═════ Record excerpts ═════

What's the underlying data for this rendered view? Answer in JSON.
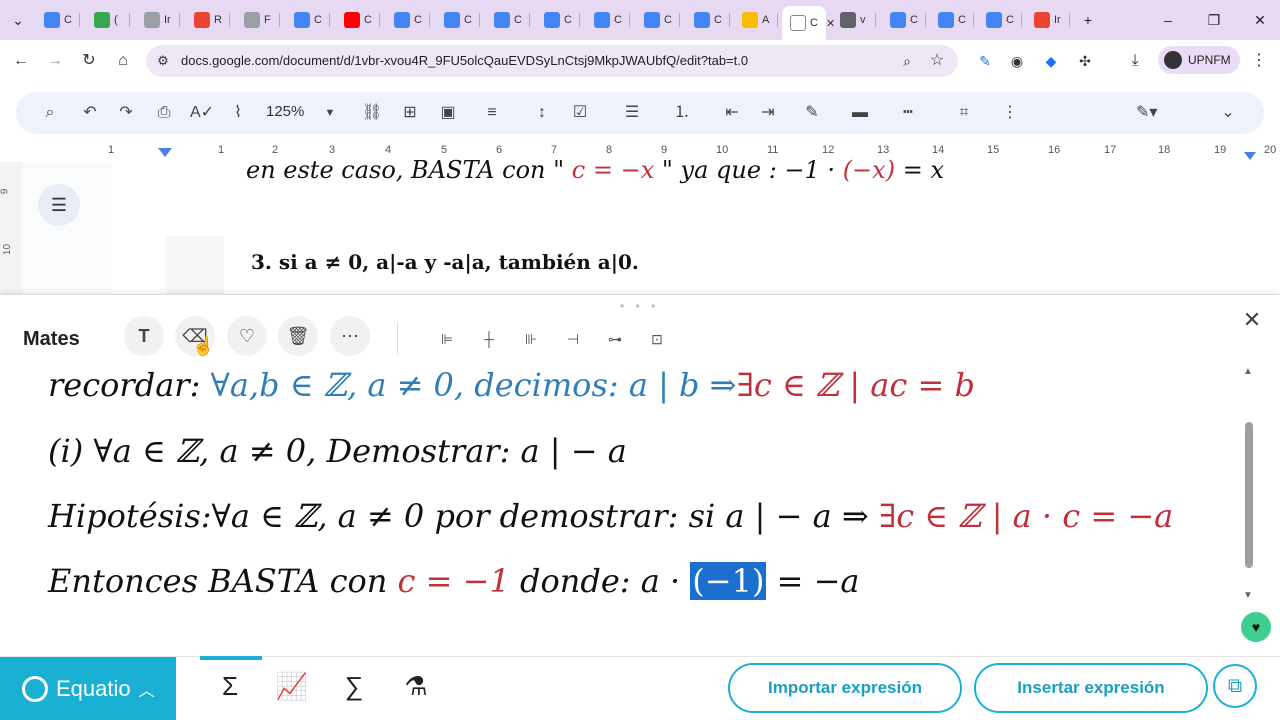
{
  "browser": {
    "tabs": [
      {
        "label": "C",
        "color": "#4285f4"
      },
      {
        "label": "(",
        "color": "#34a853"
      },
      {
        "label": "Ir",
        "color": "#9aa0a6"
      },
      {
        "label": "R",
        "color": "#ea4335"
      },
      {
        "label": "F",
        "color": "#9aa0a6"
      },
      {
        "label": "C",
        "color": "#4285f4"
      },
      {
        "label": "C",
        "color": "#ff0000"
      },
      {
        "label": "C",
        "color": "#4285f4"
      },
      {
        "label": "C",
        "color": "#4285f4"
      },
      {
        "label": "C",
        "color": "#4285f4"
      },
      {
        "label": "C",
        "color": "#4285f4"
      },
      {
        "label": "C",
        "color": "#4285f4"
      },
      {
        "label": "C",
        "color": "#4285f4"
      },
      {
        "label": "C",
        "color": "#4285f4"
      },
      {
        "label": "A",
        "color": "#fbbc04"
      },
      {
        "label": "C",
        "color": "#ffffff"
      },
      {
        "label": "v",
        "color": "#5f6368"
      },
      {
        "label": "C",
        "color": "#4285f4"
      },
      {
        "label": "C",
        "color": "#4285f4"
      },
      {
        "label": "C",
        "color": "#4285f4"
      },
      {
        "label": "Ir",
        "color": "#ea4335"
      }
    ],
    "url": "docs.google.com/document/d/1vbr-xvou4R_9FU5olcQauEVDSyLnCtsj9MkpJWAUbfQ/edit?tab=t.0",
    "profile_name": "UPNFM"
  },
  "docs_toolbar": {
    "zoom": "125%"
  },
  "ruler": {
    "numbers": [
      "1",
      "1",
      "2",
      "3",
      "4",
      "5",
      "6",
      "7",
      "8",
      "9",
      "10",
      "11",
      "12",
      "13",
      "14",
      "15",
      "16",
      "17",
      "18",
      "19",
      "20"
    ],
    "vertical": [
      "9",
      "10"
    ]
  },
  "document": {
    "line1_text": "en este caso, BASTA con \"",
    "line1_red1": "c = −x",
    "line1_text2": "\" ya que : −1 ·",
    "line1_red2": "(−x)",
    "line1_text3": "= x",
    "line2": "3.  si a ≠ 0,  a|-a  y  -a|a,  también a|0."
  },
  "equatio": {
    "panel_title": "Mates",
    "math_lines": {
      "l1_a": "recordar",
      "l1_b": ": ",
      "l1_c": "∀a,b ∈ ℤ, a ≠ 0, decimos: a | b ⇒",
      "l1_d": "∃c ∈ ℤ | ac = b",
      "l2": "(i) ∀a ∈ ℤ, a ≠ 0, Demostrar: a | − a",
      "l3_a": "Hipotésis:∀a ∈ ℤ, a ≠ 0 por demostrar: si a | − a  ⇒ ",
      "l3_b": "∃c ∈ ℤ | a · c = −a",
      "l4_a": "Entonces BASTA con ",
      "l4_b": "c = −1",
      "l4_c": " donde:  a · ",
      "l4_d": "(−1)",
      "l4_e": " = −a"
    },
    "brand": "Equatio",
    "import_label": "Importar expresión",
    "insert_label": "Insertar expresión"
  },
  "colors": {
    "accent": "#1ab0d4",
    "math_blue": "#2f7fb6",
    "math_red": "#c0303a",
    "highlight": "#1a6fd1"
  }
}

═════

## Directive
Extract each line from the entries above that contains the string "BASTA".

## Output below
    "line1_text": "en este caso, BASTA con \"",
      "l4_a": "Entonces BASTA con ",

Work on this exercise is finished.